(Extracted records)

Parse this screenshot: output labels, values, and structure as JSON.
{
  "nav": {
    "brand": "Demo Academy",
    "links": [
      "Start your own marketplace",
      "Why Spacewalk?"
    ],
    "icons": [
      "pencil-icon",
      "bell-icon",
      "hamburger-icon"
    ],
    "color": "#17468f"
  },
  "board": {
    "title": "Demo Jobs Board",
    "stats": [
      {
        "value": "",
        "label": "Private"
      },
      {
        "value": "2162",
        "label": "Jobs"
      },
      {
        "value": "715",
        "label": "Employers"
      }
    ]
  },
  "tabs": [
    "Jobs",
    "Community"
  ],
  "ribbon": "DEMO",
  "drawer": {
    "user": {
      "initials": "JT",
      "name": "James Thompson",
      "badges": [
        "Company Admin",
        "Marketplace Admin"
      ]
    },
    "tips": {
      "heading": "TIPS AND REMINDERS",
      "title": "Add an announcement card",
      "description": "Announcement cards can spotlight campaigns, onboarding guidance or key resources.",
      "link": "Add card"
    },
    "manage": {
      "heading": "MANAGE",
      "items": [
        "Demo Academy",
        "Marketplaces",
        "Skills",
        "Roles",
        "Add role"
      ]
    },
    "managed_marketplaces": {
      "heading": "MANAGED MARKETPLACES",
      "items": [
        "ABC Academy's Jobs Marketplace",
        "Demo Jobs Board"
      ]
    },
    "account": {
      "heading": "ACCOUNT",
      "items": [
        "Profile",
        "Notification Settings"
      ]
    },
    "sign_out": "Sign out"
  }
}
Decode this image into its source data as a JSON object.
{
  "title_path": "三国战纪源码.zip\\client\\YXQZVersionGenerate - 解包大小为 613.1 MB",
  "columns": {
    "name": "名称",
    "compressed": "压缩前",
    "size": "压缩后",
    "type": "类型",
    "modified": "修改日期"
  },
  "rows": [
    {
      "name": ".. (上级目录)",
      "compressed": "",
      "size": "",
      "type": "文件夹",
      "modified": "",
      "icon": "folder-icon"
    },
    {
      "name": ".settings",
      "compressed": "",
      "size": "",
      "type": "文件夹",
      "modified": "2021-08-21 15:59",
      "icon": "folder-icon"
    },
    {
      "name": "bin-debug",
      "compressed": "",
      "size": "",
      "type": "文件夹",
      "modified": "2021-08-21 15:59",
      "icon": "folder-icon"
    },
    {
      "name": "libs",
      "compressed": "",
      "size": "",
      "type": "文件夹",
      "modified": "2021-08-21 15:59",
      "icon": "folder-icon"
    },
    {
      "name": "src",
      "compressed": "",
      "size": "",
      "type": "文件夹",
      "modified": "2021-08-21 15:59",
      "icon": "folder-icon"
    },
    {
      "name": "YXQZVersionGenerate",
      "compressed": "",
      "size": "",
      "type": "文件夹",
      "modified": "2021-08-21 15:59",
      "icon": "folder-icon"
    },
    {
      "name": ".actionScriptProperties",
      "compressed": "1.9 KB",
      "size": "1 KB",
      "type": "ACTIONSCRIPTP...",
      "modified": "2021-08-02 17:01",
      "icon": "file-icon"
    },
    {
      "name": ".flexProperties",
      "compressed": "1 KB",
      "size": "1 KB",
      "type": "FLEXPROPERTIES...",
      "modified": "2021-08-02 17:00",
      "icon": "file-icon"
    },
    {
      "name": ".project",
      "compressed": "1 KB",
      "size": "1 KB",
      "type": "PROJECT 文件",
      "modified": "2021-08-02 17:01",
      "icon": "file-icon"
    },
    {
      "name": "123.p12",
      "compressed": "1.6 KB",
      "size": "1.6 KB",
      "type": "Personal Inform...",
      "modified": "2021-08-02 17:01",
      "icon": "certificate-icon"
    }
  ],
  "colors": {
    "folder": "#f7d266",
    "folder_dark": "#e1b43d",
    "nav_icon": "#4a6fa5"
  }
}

• _GIVEN TASK_:
Check each line above for the string "JSON" and show the ones that have it.

• _TASK SOLUTION_:
Parse this screenshot: output labels, values, and structure as JSON.
Decode this image into its source data as a JSON object.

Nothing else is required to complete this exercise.